DATA

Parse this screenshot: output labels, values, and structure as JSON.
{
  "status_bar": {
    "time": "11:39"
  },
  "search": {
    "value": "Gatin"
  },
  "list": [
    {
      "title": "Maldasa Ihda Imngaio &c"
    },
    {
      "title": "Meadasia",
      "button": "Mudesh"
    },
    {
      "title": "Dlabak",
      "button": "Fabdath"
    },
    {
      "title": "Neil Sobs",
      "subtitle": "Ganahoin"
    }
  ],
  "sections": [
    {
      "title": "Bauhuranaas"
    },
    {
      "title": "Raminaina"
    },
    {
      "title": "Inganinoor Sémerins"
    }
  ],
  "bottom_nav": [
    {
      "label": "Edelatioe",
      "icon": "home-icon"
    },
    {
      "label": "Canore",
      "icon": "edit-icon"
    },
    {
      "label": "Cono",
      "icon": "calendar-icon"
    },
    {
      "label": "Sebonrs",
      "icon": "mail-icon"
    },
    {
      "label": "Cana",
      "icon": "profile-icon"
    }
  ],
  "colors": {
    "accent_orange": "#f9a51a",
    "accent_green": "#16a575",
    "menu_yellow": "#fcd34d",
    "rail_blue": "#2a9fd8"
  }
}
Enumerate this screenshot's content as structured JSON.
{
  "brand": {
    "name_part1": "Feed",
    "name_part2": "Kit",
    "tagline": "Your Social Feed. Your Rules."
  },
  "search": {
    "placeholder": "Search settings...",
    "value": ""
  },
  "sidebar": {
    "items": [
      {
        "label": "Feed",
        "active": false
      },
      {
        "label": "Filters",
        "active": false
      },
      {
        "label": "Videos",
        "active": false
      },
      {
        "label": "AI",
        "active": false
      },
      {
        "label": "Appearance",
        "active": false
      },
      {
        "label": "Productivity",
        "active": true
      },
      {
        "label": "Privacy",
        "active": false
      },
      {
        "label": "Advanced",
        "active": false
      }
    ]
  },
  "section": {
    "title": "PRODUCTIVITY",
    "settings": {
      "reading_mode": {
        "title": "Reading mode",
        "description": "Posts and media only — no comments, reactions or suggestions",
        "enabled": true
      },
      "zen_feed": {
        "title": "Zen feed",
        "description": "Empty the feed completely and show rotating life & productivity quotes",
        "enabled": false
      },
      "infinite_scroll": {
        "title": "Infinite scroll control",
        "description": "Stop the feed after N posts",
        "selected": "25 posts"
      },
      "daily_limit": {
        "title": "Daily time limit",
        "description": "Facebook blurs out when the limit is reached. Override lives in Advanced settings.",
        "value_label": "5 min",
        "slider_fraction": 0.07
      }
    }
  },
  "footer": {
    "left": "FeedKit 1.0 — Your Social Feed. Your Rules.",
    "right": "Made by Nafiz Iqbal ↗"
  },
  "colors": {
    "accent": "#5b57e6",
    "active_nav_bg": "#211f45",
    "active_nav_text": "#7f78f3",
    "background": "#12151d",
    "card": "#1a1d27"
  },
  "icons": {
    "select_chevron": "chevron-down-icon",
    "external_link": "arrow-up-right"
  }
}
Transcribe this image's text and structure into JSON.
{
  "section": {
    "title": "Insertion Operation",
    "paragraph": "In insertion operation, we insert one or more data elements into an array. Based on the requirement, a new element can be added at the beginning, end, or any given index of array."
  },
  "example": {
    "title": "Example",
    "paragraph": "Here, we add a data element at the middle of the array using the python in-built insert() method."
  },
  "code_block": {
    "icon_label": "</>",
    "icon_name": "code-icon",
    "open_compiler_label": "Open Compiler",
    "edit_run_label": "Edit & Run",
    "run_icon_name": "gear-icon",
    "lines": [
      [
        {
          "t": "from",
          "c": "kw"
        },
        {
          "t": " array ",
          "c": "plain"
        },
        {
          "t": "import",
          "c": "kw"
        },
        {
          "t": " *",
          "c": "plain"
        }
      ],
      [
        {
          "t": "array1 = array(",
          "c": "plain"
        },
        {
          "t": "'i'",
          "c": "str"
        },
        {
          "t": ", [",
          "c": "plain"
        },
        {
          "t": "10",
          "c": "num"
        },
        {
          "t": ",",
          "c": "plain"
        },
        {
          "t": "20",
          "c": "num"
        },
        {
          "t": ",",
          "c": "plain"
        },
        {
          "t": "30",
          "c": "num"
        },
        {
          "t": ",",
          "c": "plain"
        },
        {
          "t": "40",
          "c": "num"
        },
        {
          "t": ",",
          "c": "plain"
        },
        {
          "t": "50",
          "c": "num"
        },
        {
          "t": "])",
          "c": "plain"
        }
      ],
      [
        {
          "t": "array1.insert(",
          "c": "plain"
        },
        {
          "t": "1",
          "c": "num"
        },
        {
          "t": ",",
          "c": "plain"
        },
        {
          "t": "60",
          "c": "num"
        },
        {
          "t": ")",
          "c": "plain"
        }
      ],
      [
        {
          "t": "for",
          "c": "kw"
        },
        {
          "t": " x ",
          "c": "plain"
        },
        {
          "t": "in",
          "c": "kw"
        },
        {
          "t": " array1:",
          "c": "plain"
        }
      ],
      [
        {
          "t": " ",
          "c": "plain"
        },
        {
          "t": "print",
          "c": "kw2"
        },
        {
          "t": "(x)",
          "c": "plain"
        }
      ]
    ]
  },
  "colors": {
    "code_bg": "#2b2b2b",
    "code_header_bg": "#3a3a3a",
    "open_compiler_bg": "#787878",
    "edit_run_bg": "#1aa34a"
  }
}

WHAT IS BEING ASKED
Which lines hold the word "right"? Copy each of them from the records.

REPLY TO THE EXERCISE
    "right": "Made by Nafiz Iqbal ↗"
    "external_link": "arrow-up-right"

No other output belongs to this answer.